→ **Work to complete**
Copy the data word for word, keeping every line.

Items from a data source
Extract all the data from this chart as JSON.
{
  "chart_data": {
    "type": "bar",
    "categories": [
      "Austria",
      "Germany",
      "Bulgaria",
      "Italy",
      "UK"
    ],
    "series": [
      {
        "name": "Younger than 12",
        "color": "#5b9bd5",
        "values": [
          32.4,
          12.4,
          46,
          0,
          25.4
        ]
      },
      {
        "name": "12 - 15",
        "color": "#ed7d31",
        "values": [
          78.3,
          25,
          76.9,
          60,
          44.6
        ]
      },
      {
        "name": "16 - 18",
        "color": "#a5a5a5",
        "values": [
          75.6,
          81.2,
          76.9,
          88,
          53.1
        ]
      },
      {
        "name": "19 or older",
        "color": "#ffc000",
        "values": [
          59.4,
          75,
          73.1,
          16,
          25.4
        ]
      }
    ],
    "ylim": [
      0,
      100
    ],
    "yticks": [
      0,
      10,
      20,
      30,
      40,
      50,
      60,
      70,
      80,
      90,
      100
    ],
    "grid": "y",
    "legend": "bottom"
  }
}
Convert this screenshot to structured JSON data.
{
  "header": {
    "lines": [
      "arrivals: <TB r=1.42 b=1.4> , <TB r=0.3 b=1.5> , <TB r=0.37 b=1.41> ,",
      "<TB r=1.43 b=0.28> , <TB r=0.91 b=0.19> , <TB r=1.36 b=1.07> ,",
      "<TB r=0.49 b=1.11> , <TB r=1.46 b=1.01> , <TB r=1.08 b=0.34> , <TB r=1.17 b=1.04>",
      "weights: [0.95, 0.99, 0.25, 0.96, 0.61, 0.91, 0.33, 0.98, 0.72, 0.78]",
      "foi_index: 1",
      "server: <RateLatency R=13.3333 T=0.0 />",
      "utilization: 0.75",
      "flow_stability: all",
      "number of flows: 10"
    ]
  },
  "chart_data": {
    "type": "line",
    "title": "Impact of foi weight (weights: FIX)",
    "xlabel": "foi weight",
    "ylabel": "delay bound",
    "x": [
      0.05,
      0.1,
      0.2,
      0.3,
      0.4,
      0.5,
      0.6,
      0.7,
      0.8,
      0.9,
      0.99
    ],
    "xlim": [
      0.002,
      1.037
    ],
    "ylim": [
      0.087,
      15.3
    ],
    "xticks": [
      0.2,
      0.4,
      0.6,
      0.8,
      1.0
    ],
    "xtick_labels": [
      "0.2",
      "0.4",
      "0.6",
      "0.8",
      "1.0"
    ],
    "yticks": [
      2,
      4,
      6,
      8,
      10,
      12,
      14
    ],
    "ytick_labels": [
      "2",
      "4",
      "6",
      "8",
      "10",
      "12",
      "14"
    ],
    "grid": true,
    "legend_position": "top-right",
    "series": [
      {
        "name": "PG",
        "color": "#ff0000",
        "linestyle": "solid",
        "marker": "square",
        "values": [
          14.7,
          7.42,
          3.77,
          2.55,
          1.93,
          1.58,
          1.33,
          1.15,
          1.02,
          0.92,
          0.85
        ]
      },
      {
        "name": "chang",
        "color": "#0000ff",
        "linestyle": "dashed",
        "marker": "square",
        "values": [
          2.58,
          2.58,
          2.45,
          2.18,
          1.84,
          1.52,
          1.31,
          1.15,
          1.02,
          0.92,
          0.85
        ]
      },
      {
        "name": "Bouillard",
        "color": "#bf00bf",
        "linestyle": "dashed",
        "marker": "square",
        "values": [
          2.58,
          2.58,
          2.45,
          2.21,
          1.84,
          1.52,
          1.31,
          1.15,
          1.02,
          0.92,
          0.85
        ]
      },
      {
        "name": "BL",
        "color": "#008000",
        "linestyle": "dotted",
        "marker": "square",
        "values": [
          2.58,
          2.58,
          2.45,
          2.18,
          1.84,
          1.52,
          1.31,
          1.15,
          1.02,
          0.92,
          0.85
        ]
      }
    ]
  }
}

→ **Result**
Extract all the data from this chart as JSON.
{
  "chart_data": {
    "type": "bar",
    "categories": [
      "Austria",
      "Germany",
      "Bulgaria",
      "Italy",
      "UK"
    ],
    "series": [
      {
        "name": "Younger than 12",
        "color": "#5b9bd5",
        "values": [
          32.4,
          12.4,
          46,
          0,
          25.4
        ]
      },
      {
        "name": "12 - 15",
        "color": "#ed7d31",
        "values": [
          78.3,
          25,
          76.9,
          60,
          44.6
        ]
      },
      {
        "name": "16 - 18",
        "color": "#a5a5a5",
        "values": [
          75.6,
          81.2,
          76.9,
          88,
          53.1
        ]
      },
      {
        "name": "19 or older",
        "color": "#ffc000",
        "values": [
          59.4,
          75,
          73.1,
          16,
          25.4
        ]
      }
    ],
    "ylim": [
      0,
      100
    ],
    "yticks": [
      0,
      10,
      20,
      30,
      40,
      50,
      60,
      70,
      80,
      90,
      100
    ],
    "grid": "y",
    "legend": "bottom"
  }
}
Convert this screenshot to structured JSON data.
{
  "header": {
    "lines": [
      "arrivals: <TB r=1.42 b=1.4> , <TB r=0.3 b=1.5> , <TB r=0.37 b=1.41> ,",
      "<TB r=1.43 b=0.28> , <TB r=0.91 b=0.19> , <TB r=1.36 b=1.07> ,",
      "<TB r=0.49 b=1.11> , <TB r=1.46 b=1.01> , <TB r=1.08 b=0.34> , <TB r=1.17 b=1.04>",
      "weights: [0.95, 0.99, 0.25, 0.96, 0.61, 0.91, 0.33, 0.98, 0.72, 0.78]",
      "foi_index: 1",
      "server: <RateLatency R=13.3333 T=0.0 />",
      "utilization: 0.75",
      "flow_stability: all",
      "number of flows: 10"
    ]
  },
  "chart_data": {
    "type": "line",
    "title": "Impact of foi weight (weights: FIX)",
    "xlabel": "foi weight",
    "ylabel": "delay bound",
    "x": [
      0.05,
      0.1,
      0.2,
      0.3,
      0.4,
      0.5,
      0.6,
      0.7,
      0.8,
      0.9,
      0.99
    ],
    "xlim": [
      0.002,
      1.037
    ],
    "ylim": [
      0.087,
      15.3
    ],
    "xticks": [
      0.2,
      0.4,
      0.6,
      0.8,
      1.0
    ],
    "xtick_labels": [
      "0.2",
      "0.4",
      "0.6",
      "0.8",
      "1.0"
    ],
    "yticks": [
      2,
      4,
      6,
      8,
      10,
      12,
      14
    ],
    "ytick_labels": [
      "2",
      "4",
      "6",
      "8",
      "10",
      "12",
      "14"
    ],
    "grid": true,
    "legend_position": "top-right",
    "series": [
      {
        "name": "PG",
        "color": "#ff0000",
        "linestyle": "solid",
        "marker": "square",
        "values": [
          14.7,
          7.42,
          3.77,
          2.55,
          1.93,
          1.58,
          1.33,
          1.15,
          1.02,
          0.92,
          0.85
        ]
      },
      {
        "name": "chang",
        "color": "#0000ff",
        "linestyle": "dashed",
        "marker": "square",
        "values": [
          2.58,
          2.58,
          2.45,
          2.18,
          1.84,
          1.52,
          1.31,
          1.15,
          1.02,
          0.92,
          0.85
        ]
      },
      {
        "name": "Bouillard",
        "color": "#bf00bf",
        "linestyle": "dashed",
        "marker": "square",
        "values": [
          2.58,
          2.58,
          2.45,
          2.21,
          1.84,
          1.52,
          1.31,
          1.15,
          1.02,
          0.92,
          0.85
        ]
      },
      {
        "name": "BL",
        "color": "#008000",
        "linestyle": "dotted",
        "marker": "square",
        "values": [
          2.58,
          2.58,
          2.45,
          2.18,
          1.84,
          1.52,
          1.31,
          1.15,
          1.02,
          0.92,
          0.85
        ]
      }
    ]
  }
}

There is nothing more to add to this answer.